* 文書の抜粋
= = = = =

K&K QUEEN FAN CLUB

本格派ロックファン VS.クイーンファン'76

英国では、『オペラ座の夜』が初めてチャート1位を記録した。
しかし日本では、こんな主張が展開されていた。
本格派ロックファンたるもの クイーンなんぞ 聴くべからず
これに敢然と立ち向ったのが、クイーンファン '76 である。

ここに、その当時の事が書かれた日記がある。
中学3年生のKが親友との交換ノートに書いていたものだ。
ちょっと捲ってみよう。

― 昭和51年7月22日(木曜日)
― クイーンの来日特集号、私も早く買いたいなぁ
― マイベストフレンド、39、グッドカンパニーもいい!とにかくクイーンの歌はイイ!
― もうすぐロジャーは27歳よ。ジョンは25歳、若いね。フレディは30歳!うわぁ~!

= = = = =

ボックス注釈データ
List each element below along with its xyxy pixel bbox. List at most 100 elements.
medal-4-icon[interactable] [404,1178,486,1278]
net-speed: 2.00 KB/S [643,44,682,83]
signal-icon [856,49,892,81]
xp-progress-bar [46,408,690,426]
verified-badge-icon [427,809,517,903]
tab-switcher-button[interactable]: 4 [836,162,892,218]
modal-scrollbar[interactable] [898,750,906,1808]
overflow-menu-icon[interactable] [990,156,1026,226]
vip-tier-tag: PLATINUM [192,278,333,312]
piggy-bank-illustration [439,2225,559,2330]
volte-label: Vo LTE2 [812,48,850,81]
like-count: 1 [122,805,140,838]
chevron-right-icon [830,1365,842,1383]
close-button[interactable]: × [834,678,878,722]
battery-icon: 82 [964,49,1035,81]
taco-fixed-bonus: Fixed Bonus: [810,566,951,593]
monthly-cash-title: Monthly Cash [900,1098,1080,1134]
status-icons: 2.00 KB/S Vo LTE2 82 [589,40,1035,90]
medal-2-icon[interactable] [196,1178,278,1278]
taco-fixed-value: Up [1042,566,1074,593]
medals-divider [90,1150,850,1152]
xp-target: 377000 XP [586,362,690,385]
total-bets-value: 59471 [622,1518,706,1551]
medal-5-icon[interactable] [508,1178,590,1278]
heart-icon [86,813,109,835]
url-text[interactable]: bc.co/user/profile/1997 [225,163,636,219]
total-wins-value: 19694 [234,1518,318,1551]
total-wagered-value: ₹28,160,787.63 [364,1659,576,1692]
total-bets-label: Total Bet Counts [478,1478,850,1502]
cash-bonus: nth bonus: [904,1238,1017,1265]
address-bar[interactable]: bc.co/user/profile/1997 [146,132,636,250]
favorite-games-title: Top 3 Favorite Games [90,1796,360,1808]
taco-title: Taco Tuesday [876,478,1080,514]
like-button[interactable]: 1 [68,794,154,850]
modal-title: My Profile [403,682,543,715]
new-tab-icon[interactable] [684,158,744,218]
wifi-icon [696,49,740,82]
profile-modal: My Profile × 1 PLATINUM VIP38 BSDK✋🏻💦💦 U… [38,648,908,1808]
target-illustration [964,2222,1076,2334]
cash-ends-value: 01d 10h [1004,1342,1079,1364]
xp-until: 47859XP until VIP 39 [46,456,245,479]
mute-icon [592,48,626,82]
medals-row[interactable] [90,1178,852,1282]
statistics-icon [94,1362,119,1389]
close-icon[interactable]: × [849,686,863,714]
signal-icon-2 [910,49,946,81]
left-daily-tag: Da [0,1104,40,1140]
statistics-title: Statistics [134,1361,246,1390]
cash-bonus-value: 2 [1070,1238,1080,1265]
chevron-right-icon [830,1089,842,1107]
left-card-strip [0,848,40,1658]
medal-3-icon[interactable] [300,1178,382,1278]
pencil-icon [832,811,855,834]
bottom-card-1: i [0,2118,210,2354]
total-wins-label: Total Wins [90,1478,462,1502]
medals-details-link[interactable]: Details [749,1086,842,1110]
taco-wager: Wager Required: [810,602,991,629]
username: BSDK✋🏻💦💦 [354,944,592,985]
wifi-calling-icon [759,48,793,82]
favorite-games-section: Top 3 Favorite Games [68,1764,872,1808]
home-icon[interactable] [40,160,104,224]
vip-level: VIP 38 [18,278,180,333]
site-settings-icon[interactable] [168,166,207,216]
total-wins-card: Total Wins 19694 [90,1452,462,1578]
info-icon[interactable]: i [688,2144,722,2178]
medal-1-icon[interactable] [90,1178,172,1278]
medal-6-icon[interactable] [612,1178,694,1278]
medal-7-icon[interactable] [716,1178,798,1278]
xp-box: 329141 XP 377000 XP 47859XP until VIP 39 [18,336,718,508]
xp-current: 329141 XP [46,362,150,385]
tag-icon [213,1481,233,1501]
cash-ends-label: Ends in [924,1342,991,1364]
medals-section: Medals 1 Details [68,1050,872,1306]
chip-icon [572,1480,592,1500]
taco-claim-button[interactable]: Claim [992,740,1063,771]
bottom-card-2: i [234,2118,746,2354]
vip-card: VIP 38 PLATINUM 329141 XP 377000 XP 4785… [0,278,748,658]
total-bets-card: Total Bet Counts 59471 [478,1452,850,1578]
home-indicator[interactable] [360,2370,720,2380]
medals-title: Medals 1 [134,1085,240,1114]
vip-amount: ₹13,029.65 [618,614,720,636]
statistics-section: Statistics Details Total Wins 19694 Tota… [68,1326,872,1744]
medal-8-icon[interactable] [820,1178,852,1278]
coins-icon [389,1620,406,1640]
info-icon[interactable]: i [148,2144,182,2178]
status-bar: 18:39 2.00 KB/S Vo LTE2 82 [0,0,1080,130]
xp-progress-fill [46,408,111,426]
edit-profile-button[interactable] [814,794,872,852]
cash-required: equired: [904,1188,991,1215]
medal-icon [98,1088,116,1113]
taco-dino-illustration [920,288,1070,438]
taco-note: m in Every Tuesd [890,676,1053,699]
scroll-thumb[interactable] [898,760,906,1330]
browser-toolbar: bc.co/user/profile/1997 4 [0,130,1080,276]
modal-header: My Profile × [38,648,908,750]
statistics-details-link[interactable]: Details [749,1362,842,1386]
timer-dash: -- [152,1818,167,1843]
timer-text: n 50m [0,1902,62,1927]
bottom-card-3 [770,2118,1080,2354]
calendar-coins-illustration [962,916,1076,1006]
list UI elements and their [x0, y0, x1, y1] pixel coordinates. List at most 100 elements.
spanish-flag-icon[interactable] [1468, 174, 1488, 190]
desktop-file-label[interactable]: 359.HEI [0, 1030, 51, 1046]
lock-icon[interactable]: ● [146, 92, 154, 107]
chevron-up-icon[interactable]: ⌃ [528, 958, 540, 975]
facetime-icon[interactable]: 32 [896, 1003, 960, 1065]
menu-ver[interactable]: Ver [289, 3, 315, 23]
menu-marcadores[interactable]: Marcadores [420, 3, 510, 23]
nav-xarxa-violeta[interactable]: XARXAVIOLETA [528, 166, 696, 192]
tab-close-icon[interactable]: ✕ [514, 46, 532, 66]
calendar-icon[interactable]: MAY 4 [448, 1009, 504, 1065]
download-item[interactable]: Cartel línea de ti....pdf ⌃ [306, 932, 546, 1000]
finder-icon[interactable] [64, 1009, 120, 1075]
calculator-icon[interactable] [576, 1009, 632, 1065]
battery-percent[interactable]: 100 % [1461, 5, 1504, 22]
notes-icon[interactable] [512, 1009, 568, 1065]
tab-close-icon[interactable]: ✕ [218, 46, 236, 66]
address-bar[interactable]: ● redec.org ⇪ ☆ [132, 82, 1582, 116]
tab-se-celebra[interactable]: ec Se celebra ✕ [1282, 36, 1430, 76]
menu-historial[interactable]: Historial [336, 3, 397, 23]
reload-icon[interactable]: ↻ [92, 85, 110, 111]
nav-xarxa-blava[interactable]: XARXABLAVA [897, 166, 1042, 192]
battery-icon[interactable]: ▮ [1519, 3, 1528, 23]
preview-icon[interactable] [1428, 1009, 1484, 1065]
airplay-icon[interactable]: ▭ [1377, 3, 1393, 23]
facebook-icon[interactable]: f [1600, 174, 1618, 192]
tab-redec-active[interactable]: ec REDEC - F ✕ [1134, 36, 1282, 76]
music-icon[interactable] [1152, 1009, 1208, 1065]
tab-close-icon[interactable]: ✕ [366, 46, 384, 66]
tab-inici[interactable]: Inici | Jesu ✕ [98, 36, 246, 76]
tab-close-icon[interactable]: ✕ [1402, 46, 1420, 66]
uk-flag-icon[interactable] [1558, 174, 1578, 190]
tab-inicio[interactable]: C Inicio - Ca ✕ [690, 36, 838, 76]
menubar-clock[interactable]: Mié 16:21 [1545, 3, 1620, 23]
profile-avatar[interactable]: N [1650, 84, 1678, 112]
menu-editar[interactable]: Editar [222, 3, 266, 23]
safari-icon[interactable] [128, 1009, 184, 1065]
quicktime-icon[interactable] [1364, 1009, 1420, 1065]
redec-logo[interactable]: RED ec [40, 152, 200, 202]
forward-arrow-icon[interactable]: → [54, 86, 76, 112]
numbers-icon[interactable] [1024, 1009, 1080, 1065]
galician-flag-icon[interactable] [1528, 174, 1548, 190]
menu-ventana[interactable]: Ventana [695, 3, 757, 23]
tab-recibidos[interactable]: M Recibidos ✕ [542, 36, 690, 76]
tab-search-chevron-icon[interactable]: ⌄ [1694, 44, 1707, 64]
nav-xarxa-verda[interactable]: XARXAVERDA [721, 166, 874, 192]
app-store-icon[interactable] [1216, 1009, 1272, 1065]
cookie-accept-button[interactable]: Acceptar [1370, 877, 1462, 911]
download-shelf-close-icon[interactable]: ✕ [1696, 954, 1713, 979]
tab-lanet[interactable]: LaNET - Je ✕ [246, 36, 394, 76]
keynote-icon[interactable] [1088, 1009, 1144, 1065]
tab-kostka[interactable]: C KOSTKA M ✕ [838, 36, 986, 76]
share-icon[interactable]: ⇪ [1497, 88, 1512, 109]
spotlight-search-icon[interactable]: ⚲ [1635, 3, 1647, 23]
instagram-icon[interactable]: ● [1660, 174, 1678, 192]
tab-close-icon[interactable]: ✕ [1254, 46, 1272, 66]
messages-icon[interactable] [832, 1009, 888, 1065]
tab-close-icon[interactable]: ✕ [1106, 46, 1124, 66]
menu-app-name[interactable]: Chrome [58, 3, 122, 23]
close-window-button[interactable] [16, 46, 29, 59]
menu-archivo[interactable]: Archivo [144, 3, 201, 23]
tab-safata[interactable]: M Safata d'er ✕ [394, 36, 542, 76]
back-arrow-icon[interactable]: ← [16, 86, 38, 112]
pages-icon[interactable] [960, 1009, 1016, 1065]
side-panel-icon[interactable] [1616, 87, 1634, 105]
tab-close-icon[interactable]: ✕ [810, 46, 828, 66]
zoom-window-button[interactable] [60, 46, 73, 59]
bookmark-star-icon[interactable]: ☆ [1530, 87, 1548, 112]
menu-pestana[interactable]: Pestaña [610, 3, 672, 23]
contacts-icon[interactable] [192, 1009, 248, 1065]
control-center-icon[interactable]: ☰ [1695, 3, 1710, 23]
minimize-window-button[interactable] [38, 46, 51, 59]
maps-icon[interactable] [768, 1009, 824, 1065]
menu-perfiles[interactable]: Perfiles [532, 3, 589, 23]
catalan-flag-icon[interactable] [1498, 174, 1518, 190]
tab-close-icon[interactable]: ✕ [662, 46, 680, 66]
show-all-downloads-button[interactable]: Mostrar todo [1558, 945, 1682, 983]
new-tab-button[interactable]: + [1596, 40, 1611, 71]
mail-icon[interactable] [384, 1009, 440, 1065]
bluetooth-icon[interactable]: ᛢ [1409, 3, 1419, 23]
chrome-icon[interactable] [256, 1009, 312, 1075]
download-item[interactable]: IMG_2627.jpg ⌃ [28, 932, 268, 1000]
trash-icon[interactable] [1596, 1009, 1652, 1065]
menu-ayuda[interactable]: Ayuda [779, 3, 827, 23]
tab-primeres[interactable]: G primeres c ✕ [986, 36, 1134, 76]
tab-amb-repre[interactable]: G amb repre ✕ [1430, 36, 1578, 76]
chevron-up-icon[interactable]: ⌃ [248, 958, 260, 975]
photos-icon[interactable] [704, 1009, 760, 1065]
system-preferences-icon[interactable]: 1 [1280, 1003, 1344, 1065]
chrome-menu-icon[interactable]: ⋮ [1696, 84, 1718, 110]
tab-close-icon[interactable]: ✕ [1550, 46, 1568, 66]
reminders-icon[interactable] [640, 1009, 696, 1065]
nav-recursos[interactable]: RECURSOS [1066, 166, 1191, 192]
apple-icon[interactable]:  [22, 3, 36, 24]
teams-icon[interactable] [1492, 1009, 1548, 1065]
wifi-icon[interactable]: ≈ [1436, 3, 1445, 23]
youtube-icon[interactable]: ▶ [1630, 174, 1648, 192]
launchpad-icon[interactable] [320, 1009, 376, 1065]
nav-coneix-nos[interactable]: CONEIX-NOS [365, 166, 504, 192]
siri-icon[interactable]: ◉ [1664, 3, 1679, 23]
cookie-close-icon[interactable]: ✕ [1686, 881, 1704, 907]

= = = = =

クイーンファンについての文章から、「英国では、『オペラ座の夜』が初めてチャート1位を記録した。」で始まり「ちょっと捲ってみよう。」で終わる部分を、両端の語句も含めて一字一句違えずに書き写してください。

* この課題の解答
英国では、『オペラ座の夜』が初めてチャート1位を記録した。
しかし日本では、こんな主張が展開されていた。
本格派ロックファンたるもの クイーンなんぞ 聴くべからず
これに敢然と立ち向ったのが、クイーンファン '76 である。

ここに、その当時の事が書かれた日記がある。
中学3年生のKが親友との交換ノートに書いていたものだ。
ちょっと捲ってみよう。